*** GIVEN DATA

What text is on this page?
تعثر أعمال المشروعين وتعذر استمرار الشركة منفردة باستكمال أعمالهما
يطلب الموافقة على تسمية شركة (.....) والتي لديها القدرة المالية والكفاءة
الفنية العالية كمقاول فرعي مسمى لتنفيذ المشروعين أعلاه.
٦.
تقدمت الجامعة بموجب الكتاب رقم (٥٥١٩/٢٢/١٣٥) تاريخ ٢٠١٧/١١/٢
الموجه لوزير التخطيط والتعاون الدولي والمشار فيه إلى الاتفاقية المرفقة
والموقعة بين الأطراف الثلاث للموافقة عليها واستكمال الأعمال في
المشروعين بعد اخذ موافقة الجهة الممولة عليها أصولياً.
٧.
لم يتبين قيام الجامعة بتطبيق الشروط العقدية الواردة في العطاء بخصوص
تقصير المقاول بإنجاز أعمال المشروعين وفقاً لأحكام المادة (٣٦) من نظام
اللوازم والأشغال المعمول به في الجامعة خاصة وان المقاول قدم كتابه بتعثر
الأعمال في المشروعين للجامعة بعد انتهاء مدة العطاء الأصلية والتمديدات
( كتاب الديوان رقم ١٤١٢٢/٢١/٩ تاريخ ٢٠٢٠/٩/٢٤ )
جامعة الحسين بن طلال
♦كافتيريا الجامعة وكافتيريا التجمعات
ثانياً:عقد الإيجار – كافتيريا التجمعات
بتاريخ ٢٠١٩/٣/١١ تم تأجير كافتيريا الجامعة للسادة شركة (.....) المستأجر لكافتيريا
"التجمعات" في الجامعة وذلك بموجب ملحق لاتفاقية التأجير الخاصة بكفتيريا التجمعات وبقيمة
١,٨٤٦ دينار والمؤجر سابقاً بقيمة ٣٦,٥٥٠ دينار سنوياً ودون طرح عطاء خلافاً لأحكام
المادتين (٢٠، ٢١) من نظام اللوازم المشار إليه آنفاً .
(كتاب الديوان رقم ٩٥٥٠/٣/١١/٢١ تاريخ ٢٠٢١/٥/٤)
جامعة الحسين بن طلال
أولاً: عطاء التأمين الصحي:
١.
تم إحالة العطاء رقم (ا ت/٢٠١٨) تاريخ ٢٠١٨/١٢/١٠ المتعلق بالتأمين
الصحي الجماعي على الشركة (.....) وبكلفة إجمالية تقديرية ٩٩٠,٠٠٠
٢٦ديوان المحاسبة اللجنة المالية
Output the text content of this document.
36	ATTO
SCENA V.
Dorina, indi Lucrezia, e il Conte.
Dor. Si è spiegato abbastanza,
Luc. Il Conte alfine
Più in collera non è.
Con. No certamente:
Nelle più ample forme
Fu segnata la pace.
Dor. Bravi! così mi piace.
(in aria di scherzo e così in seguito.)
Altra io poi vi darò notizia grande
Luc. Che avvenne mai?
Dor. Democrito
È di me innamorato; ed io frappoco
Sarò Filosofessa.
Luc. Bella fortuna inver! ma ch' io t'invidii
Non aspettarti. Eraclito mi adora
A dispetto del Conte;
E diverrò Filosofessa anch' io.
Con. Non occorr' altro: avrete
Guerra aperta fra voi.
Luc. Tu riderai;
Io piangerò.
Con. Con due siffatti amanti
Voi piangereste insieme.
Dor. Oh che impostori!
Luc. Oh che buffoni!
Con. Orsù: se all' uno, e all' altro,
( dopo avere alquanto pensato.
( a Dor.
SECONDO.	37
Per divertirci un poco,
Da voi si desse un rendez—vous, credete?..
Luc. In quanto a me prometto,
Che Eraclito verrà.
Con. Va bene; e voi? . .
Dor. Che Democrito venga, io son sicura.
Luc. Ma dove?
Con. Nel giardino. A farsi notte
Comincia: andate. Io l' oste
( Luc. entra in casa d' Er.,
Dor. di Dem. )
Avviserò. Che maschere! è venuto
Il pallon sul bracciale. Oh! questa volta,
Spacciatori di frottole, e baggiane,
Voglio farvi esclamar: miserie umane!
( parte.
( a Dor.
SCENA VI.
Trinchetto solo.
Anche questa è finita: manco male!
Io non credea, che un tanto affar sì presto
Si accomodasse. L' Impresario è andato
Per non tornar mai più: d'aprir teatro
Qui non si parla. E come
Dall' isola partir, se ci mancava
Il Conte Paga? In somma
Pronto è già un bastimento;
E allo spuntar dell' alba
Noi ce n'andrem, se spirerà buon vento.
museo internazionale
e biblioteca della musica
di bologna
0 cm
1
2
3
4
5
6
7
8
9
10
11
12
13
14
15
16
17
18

******

_EXERCISE OBJECTIVE_
Give the number of lines in the entries that hold the word "بموجب", and nothing else.

_ANSWER TO THIS TASK_
2